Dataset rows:
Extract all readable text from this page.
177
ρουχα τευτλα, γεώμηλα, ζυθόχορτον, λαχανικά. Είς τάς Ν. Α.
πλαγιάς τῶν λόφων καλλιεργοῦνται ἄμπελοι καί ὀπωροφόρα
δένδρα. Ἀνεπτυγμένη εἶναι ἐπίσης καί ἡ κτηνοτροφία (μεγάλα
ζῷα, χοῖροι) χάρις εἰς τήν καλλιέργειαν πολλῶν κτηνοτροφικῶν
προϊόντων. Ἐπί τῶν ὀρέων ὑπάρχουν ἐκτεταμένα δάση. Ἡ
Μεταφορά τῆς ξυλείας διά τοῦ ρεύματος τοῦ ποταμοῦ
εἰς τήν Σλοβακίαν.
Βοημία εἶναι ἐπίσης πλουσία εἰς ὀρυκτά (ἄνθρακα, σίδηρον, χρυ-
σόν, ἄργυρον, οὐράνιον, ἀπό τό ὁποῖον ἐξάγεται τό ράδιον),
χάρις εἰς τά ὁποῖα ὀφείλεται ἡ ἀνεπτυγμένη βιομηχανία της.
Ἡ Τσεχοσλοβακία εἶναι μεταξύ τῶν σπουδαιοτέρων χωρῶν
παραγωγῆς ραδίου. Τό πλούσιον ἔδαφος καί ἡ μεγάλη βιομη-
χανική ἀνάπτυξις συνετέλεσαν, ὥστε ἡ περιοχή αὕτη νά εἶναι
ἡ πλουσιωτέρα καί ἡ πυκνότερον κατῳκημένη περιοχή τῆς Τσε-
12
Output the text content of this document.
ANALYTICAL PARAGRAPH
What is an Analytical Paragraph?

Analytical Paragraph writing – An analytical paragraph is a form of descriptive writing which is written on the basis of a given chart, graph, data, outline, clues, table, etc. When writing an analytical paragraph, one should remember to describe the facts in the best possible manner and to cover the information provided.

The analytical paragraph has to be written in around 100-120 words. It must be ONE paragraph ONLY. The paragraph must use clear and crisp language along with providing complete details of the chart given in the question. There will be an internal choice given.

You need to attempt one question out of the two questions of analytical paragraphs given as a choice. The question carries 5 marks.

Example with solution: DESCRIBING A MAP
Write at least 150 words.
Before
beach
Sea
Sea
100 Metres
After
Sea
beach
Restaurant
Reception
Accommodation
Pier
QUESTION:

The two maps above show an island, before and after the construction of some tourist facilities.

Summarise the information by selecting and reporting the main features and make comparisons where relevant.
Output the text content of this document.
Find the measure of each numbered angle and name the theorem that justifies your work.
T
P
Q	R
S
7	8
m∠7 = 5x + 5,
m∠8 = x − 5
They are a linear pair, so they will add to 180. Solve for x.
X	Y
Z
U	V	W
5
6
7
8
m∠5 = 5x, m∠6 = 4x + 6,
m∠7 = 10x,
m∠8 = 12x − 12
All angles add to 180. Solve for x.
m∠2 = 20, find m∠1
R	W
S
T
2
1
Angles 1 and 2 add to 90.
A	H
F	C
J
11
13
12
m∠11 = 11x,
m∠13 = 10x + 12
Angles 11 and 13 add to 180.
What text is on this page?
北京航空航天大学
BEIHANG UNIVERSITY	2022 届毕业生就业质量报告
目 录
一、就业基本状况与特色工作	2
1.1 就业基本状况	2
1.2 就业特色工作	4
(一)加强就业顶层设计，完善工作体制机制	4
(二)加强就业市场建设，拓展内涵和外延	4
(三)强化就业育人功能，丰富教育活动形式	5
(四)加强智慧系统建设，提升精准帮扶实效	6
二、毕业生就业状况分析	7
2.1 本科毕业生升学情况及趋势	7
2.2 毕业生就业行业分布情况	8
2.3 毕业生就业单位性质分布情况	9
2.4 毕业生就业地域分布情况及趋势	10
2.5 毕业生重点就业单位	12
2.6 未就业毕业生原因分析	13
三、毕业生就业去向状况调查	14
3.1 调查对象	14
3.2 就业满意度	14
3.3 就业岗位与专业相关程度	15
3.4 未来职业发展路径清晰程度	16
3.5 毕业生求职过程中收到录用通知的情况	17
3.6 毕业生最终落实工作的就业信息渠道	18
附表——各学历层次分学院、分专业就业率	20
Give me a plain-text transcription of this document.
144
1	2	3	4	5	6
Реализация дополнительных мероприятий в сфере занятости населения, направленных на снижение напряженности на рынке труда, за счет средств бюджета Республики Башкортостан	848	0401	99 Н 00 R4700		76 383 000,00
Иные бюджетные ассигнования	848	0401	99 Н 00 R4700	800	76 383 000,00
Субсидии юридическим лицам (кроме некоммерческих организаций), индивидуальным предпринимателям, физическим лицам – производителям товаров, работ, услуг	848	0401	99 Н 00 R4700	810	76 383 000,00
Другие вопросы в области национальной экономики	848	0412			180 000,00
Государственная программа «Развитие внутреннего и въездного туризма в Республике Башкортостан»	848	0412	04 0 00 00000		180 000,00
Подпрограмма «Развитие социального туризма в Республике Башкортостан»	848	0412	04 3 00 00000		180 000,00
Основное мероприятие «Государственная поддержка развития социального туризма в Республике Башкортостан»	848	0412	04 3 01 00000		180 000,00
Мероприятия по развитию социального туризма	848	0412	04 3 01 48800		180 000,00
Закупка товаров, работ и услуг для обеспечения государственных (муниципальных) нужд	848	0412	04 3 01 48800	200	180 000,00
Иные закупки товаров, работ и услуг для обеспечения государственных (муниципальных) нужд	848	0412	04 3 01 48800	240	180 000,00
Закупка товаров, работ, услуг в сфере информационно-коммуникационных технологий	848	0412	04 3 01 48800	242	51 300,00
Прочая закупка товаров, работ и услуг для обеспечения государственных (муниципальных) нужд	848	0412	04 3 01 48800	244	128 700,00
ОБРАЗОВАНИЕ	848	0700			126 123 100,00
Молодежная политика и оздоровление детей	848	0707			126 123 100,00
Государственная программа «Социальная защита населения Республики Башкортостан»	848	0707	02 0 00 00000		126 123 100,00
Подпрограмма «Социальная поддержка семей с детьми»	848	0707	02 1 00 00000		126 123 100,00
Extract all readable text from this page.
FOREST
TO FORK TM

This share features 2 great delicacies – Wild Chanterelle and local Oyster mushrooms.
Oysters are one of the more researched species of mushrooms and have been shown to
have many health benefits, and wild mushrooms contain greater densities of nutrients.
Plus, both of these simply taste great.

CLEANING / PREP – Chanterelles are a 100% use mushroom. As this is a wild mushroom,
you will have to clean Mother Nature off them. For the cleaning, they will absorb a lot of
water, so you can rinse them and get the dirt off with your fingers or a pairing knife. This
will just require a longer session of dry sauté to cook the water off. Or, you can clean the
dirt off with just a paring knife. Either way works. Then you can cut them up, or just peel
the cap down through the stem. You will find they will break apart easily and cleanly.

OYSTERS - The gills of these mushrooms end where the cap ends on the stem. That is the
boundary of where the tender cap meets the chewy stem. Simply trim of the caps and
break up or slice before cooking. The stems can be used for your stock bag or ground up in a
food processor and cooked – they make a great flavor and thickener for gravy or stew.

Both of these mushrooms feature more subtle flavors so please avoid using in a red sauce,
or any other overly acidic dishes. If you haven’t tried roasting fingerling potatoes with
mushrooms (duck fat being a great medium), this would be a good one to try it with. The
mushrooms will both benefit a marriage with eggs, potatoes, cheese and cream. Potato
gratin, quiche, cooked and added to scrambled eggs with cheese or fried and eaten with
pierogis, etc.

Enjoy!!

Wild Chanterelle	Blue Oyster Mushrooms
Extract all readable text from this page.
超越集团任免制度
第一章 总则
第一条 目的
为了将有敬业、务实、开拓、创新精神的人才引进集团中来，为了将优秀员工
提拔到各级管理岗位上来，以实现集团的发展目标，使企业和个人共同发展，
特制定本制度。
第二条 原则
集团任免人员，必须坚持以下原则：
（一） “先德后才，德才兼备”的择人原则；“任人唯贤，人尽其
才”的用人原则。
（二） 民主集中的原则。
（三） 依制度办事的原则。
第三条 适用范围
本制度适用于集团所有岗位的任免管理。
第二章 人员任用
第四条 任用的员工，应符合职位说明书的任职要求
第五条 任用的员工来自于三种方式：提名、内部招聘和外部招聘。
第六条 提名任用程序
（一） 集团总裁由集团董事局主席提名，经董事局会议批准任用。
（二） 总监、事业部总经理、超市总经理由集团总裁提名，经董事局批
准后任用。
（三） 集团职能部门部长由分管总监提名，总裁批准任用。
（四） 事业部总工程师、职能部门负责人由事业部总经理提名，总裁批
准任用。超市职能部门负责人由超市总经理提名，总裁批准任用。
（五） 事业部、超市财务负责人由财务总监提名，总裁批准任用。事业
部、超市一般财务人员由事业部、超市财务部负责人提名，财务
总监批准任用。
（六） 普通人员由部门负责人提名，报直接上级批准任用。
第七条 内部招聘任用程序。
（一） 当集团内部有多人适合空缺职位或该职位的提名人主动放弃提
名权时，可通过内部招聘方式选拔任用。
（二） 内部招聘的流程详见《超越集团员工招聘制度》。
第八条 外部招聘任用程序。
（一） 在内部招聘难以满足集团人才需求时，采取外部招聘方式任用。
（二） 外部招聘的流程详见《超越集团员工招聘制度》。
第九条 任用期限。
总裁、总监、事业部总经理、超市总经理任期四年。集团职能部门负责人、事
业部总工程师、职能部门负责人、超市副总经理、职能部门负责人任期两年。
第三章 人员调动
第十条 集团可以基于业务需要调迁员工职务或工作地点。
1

- WHAT YOU NEED TO DO -
Track down every line with the word "more" and copy it.

- OUTPUT BELOW -
Oysters are one of the more researched species of mushrooms and have been shown to
Both of these mushrooms feature more subtle flavors so please avoid using in a red sauce,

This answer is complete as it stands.